__DESCRIPTION OF THE TASK__
Word for word, transcribe the lines below and drop the pictures.

[A run of records]
## Start

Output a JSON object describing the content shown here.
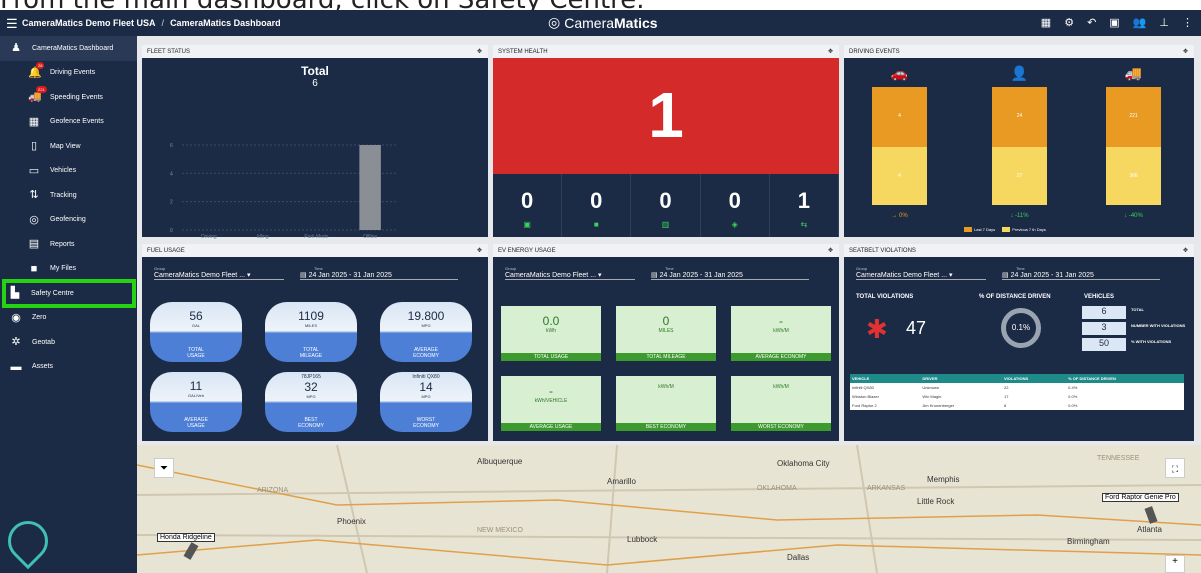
{
  "caption": "From the main dashboard, click on Safety Centre.",
  "topbar": {
    "org": "CameraMatics Demo Fleet USA",
    "sep": "/",
    "page": "CameraMatics Dashboard",
    "logo_a": "Camera",
    "logo_b": "Matics"
  },
  "sidebar": {
    "items": [
      {
        "label": "CameraMatics Dashboard",
        "icon": "dashboard-icon"
      },
      {
        "label": "Driving Events",
        "icon": "bell-icon",
        "badge": "28"
      },
      {
        "label": "Speeding Events",
        "icon": "speeding-truck-icon",
        "badge": "221"
      },
      {
        "label": "Geofence Events",
        "icon": "geofence-icon"
      },
      {
        "label": "Map View",
        "icon": "map-icon"
      },
      {
        "label": "Vehicles",
        "icon": "car-icon"
      },
      {
        "label": "Tracking",
        "icon": "tracking-icon"
      },
      {
        "label": "Geofencing",
        "icon": "target-icon"
      },
      {
        "label": "Reports",
        "icon": "report-icon"
      },
      {
        "label": "My Files",
        "icon": "folder-icon"
      },
      {
        "label": "Safety Centre",
        "icon": "safety-icon"
      },
      {
        "label": "Zero",
        "icon": "zero-icon"
      },
      {
        "label": "Geotab",
        "icon": "geotab-icon"
      },
      {
        "label": "Assets",
        "icon": "assets-icon"
      }
    ]
  },
  "fleet": {
    "title": "FLEET STATUS",
    "total_label": "Total",
    "total": "6",
    "yticks": [
      "6",
      "4",
      "2",
      "0"
    ],
    "xcats": [
      "Driving",
      "Idling",
      "Park Mode",
      "Offline"
    ],
    "legend": [
      "Driving",
      "Idling",
      "Park Mode",
      "Offline"
    ]
  },
  "chart_data": {
    "type": "bar",
    "categories": [
      "Driving",
      "Idling",
      "Park Mode",
      "Offline"
    ],
    "values": [
      0,
      0,
      0,
      6
    ],
    "ylim": [
      0,
      6
    ],
    "title": "Total"
  },
  "system": {
    "title": "SYSTEM HEALTH",
    "big": "1",
    "tiles": [
      "0",
      "0",
      "0",
      "0",
      "1"
    ]
  },
  "driving": {
    "title": "DRIVING EVENTS",
    "cols": [
      {
        "top": "4",
        "bottom": "4",
        "change": "0%"
      },
      {
        "top": "24",
        "bottom": "27",
        "change": "-11%"
      },
      {
        "top": "221",
        "bottom": "366",
        "change": "-40%"
      }
    ],
    "legend": [
      "Last 7 Days",
      "Previous 7 th Days"
    ]
  },
  "fuel": {
    "title": "FUEL USAGE",
    "group_label": "Group",
    "group": "CameraMatics Demo Fleet ...",
    "time_label": "Time",
    "time": "24 Jan 2025 - 31 Jan 2025",
    "stats": [
      {
        "v": "56",
        "u": "GAL",
        "l1": "TOTAL",
        "l2": "USAGE"
      },
      {
        "v": "1109",
        "u": "MILES",
        "l1": "TOTAL",
        "l2": "MILEAGE"
      },
      {
        "v": "19.800",
        "u": "MPG",
        "l1": "AVERAGE",
        "l2": "ECONOMY"
      },
      {
        "v": "11",
        "u": "GAL/Veh",
        "l1": "AVERAGE",
        "l2": "USAGE"
      },
      {
        "v": "32",
        "u": "MPG",
        "l1": "BEST",
        "l2": "ECONOMY",
        "n": "78JP165"
      },
      {
        "v": "14",
        "u": "MPG",
        "l1": "WORST",
        "l2": "ECONOMY",
        "n": "Infiniti QX80"
      }
    ]
  },
  "ev": {
    "title": "EV ENERGY USAGE",
    "group": "CameraMatics Demo Fleet ...",
    "time": "24 Jan 2025 - 31 Jan 2025",
    "boxes": [
      {
        "v": "0.0",
        "u": "kWh",
        "l": "TOTAL USAGE"
      },
      {
        "v": "0",
        "u": "MILES",
        "l": "TOTAL MILEAGE"
      },
      {
        "v": "-",
        "u": "kWh/M",
        "l": "AVERAGE ECONOMY"
      },
      {
        "v": "-",
        "u": "kWh/VEHICLE",
        "l": "AVERAGE USAGE"
      },
      {
        "v": "",
        "u": "kWh/M",
        "l": "BEST ECONOMY"
      },
      {
        "v": "",
        "u": "kWh/M",
        "l": "WORST ECONOMY"
      }
    ]
  },
  "seatbelt": {
    "title": "SEATBELT VIOLATIONS",
    "group": "CameraMatics Demo Fleet ...",
    "time": "24 Jan 2025 - 31 Jan 2025",
    "tv_label": "TOTAL VIOLATIONS",
    "tv": "47",
    "pct_label": "% OF DISTANCE DRIVEN",
    "pct": "0.1%",
    "veh_label": "VEHICLES",
    "veh": [
      {
        "v": "6",
        "l": "TOTAL"
      },
      {
        "v": "3",
        "l": "NUMBER WITH VIOLATIONS"
      },
      {
        "v": "50",
        "l": "% WITH VIOLATIONS"
      }
    ],
    "headers": [
      "VEHICLE",
      "DRIVER",
      "VIOLATIONS",
      "% OF DISTANCE DRIVEN"
    ],
    "rows": [
      [
        "Infiniti QX80",
        "Unknown",
        "22",
        "0.4%"
      ],
      [
        "Winston Blazer",
        "Win Magin",
        "17",
        "0.0%"
      ],
      [
        "Ford Raptor 2",
        "Jim Kronenberger",
        "8",
        "0.0%"
      ]
    ]
  },
  "map": {
    "labels": [
      "Honda Ridgeline",
      "Ford Raptor Genie Pro"
    ],
    "places": [
      "Albuquerque",
      "Phoenix",
      "Oklahoma City",
      "Dallas",
      "Memphis",
      "ARIZONA",
      "NEW MEXICO",
      "OKLAHOMA",
      "ARKANSAS",
      "TENNESSEE",
      "Amarillo",
      "Lubbock",
      "Little Rock",
      "Birmingham",
      "Atlanta"
    ]
  }
}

## End

__ANSWER TO THE TASK__
Output a JSON object describing the content shown here.
{
  "caption": "From the main dashboard, click on Safety Centre.",
  "topbar": {
    "org": "CameraMatics Demo Fleet USA",
    "sep": "/",
    "page": "CameraMatics Dashboard",
    "logo_a": "Camera",
    "logo_b": "Matics"
  },
  "sidebar": {
    "items": [
      {
        "label": "CameraMatics Dashboard",
        "icon": "dashboard-icon"
      },
      {
        "label": "Driving Events",
        "icon": "bell-icon",
        "badge": "28"
      },
      {
        "label": "Speeding Events",
        "icon": "speeding-truck-icon",
        "badge": "221"
      },
      {
        "label": "Geofence Events",
        "icon": "geofence-icon"
      },
      {
        "label": "Map View",
        "icon": "map-icon"
      },
      {
        "label": "Vehicles",
        "icon": "car-icon"
      },
      {
        "label": "Tracking",
        "icon": "tracking-icon"
      },
      {
        "label": "Geofencing",
        "icon": "target-icon"
      },
      {
        "label": "Reports",
        "icon": "report-icon"
      },
      {
        "label": "My Files",
        "icon": "folder-icon"
      },
      {
        "label": "Safety Centre",
        "icon": "safety-icon"
      },
      {
        "label": "Zero",
        "icon": "zero-icon"
      },
      {
        "label": "Geotab",
        "icon": "geotab-icon"
      },
      {
        "label": "Assets",
        "icon": "assets-icon"
      }
    ]
  },
  "fleet": {
    "title": "FLEET STATUS",
    "total_label": "Total",
    "total": "6",
    "yticks": [
      "6",
      "4",
      "2",
      "0"
    ],
    "xcats": [
      "Driving",
      "Idling",
      "Park Mode",
      "Offline"
    ],
    "legend": [
      "Driving",
      "Idling",
      "Park Mode",
      "Offline"
    ]
  },
  "chart_data": {
    "type": "bar",
    "categories": [
      "Driving",
      "Idling",
      "Park Mode",
      "Offline"
    ],
    "values": [
      0,
      0,
      0,
      6
    ],
    "ylim": [
      0,
      6
    ],
    "title": "Total"
  },
  "system": {
    "title": "SYSTEM HEALTH",
    "big": "1",
    "tiles": [
      "0",
      "0",
      "0",
      "0",
      "1"
    ]
  },
  "driving": {
    "title": "DRIVING EVENTS",
    "cols": [
      {
        "top": "4",
        "bottom": "4",
        "change": "0%"
      },
      {
        "top": "24",
        "bottom": "27",
        "change": "-11%"
      },
      {
        "top": "221",
        "bottom": "366",
        "change": "-40%"
      }
    ],
    "legend": [
      "Last 7 Days",
      "Previous 7 th Days"
    ]
  },
  "fuel": {
    "title": "FUEL USAGE",
    "group_label": "Group",
    "group": "CameraMatics Demo Fleet ...",
    "time_label": "Time",
    "time": "24 Jan 2025 - 31 Jan 2025",
    "stats": [
      {
        "v": "56",
        "u": "GAL",
        "l1": "TOTAL",
        "l2": "USAGE"
      },
      {
        "v": "1109",
        "u": "MILES",
        "l1": "TOTAL",
        "l2": "MILEAGE"
      },
      {
        "v": "19.800",
        "u": "MPG",
        "l1": "AVERAGE",
        "l2": "ECONOMY"
      },
      {
        "v": "11",
        "u": "GAL/Veh",
        "l1": "AVERAGE",
        "l2": "USAGE"
      },
      {
        "v": "32",
        "u": "MPG",
        "l1": "BEST",
        "l2": "ECONOMY",
        "n": "78JP165"
      },
      {
        "v": "14",
        "u": "MPG",
        "l1": "WORST",
        "l2": "ECONOMY",
        "n": "Infiniti QX80"
      }
    ]
  },
  "ev": {
    "title": "EV ENERGY USAGE",
    "group": "CameraMatics Demo Fleet ...",
    "time": "24 Jan 2025 - 31 Jan 2025",
    "boxes": [
      {
        "v": "0.0",
        "u": "kWh",
        "l": "TOTAL USAGE"
      },
      {
        "v": "0",
        "u": "MILES",
        "l": "TOTAL MILEAGE"
      },
      {
        "v": "-",
        "u": "kWh/M",
        "l": "AVERAGE ECONOMY"
      },
      {
        "v": "-",
        "u": "kWh/VEHICLE",
        "l": "AVERAGE USAGE"
      },
      {
        "v": "",
        "u": "kWh/M",
        "l": "BEST ECONOMY"
      },
      {
        "v": "",
        "u": "kWh/M",
        "l": "WORST ECONOMY"
      }
    ]
  },
  "seatbelt": {
    "title": "SEATBELT VIOLATIONS",
    "group": "CameraMatics Demo Fleet ...",
    "time": "24 Jan 2025 - 31 Jan 2025",
    "tv_label": "TOTAL VIOLATIONS",
    "tv": "47",
    "pct_label": "% OF DISTANCE DRIVEN",
    "pct": "0.1%",
    "veh_label": "VEHICLES",
    "veh": [
      {
        "v": "6",
        "l": "TOTAL"
      },
      {
        "v": "3",
        "l": "NUMBER WITH VIOLATIONS"
      },
      {
        "v": "50",
        "l": "% WITH VIOLATIONS"
      }
    ],
    "headers": [
      "VEHICLE",
      "DRIVER",
      "VIOLATIONS",
      "% OF DISTANCE DRIVEN"
    ],
    "rows": [
      [
        "Infiniti QX80",
        "Unknown",
        "22",
        "0.4%"
      ],
      [
        "Winston Blazer",
        "Win Magin",
        "17",
        "0.0%"
      ],
      [
        "Ford Raptor 2",
        "Jim Kronenberger",
        "8",
        "0.0%"
      ]
    ]
  },
  "map": {
    "labels": [
      "Honda Ridgeline",
      "Ford Raptor Genie Pro"
    ],
    "places": [
      "Albuquerque",
      "Phoenix",
      "Oklahoma City",
      "Dallas",
      "Memphis",
      "ARIZONA",
      "NEW MEXICO",
      "OKLAHOMA",
      "ARKANSAS",
      "TENNESSEE",
      "Amarillo",
      "Lubbock",
      "Little Rock",
      "Birmingham",
      "Atlanta"
    ]
  }
}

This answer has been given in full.